→ Objective: Look through the lines below and extract each one that contains "新建文本文档".

[BEGIN Data for the task]

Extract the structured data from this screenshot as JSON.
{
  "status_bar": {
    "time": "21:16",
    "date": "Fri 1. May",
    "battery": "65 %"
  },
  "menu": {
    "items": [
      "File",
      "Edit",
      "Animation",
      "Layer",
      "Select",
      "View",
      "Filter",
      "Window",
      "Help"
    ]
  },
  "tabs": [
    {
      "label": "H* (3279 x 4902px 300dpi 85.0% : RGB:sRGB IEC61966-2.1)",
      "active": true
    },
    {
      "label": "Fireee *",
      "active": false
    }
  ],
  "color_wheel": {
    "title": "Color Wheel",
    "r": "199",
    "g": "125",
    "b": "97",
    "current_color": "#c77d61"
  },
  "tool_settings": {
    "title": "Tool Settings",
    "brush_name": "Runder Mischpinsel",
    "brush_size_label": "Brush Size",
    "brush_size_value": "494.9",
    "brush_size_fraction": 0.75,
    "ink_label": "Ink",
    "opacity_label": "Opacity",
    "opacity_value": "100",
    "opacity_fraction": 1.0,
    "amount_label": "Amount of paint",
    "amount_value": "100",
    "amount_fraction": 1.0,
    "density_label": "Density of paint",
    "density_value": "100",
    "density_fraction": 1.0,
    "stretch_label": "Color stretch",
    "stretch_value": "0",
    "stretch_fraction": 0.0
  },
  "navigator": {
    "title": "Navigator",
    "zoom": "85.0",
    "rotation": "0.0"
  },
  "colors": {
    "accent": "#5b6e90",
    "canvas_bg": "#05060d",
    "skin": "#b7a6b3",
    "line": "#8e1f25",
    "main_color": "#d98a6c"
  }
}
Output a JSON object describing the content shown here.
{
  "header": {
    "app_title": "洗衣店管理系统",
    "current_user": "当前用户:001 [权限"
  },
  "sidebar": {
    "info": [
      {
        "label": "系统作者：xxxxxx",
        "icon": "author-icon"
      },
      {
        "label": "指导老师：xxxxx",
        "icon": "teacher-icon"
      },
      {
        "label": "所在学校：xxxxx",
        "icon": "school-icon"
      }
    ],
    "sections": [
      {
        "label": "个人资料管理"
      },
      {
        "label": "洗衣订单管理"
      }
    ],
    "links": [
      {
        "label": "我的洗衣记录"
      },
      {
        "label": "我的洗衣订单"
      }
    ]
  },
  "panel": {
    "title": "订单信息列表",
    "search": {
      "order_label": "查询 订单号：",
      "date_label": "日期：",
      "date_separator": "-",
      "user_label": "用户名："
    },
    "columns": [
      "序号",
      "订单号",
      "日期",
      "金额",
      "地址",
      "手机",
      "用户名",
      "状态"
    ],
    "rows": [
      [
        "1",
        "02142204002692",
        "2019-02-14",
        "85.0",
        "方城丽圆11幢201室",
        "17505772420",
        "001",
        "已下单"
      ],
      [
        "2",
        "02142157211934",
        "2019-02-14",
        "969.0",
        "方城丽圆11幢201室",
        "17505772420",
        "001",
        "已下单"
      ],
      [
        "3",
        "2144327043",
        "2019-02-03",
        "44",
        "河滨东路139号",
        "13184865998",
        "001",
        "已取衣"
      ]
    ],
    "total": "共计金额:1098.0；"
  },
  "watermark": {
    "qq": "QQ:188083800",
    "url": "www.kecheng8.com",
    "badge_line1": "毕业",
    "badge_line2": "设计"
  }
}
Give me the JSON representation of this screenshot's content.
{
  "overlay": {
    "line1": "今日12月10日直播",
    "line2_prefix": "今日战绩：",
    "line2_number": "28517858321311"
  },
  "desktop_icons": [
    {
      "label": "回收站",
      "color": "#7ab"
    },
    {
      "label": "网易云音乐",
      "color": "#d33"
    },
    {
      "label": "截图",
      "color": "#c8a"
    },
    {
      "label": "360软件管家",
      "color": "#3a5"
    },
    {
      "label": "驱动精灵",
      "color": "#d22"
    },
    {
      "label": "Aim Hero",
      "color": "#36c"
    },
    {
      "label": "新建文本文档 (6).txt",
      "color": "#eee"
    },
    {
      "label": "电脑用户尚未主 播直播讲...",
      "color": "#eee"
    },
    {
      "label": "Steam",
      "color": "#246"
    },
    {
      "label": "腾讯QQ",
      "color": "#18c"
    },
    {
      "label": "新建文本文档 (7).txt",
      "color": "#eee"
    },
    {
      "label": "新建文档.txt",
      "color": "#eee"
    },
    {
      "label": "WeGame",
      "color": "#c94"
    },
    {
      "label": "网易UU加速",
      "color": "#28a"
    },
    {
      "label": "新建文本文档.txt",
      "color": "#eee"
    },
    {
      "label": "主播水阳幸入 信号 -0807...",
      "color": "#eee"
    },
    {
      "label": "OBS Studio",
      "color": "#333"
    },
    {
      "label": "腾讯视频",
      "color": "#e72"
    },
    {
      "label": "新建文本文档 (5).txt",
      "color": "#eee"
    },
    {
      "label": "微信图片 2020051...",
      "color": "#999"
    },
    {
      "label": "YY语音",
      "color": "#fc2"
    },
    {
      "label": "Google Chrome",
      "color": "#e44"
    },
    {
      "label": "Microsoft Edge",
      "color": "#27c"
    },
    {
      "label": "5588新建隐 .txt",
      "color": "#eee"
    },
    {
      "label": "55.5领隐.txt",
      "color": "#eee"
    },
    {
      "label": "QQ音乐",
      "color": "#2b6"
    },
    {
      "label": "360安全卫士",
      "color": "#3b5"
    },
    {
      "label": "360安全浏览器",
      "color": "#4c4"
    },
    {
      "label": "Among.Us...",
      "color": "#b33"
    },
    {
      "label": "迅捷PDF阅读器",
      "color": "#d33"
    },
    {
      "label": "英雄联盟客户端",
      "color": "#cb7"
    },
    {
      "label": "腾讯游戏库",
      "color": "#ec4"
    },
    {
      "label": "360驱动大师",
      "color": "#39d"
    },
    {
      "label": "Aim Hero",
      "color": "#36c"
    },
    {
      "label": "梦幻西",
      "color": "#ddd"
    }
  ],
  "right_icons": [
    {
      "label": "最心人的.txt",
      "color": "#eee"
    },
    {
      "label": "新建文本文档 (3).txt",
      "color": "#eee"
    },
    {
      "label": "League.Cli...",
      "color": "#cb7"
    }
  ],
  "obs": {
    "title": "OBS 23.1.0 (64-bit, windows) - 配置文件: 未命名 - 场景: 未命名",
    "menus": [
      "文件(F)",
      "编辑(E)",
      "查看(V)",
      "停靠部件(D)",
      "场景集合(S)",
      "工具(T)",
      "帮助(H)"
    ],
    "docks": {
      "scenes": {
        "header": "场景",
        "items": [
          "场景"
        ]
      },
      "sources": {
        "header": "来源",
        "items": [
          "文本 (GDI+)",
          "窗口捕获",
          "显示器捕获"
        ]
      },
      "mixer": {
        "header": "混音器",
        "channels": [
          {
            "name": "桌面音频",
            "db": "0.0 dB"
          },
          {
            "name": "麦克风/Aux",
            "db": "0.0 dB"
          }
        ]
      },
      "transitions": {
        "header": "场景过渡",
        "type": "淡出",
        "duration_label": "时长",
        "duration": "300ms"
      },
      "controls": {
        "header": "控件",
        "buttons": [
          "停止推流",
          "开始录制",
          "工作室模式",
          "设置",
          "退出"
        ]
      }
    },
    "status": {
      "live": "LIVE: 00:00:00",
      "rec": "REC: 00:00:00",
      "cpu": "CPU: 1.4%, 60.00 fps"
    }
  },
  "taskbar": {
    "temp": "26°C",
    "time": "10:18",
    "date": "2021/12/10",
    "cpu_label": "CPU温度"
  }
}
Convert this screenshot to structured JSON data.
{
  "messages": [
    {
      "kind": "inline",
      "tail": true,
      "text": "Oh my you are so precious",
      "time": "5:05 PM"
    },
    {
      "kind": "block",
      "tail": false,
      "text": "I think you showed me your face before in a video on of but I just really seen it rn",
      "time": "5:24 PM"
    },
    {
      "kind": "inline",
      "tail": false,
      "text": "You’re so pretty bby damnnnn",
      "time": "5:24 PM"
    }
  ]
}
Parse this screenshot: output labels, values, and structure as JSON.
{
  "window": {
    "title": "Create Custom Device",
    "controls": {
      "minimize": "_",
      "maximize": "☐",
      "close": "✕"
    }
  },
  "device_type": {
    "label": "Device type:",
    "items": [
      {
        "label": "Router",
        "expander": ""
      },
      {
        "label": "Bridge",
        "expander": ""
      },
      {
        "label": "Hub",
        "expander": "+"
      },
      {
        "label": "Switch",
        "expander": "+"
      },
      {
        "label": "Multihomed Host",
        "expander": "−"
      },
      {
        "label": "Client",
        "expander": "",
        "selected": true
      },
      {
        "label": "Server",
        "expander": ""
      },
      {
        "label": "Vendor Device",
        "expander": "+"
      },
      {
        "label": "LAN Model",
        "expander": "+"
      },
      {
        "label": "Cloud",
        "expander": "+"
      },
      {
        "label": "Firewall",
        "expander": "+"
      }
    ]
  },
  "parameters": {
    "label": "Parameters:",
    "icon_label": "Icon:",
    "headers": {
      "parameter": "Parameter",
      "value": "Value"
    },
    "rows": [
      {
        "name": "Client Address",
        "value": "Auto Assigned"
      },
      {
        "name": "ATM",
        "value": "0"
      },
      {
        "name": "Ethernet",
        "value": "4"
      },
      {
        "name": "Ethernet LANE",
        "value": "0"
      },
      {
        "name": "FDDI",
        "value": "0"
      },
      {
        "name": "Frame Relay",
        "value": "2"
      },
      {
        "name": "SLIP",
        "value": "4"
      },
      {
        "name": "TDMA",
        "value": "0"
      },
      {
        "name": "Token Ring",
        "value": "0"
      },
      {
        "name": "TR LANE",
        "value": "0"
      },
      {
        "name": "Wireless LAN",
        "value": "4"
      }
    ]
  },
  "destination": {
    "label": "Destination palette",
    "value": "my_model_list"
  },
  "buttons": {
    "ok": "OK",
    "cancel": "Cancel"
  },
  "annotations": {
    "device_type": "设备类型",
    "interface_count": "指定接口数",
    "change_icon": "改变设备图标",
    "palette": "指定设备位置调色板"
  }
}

[END Data for the task]

→ Exercise result:
      "label": "新建文本文档 (6).txt",
      "label": "新建文本文档 (7).txt",
      "label": "新建文本文档.txt",
      "label": "新建文本文档 (5).txt",
      "label": "新建文本文档 (3).txt",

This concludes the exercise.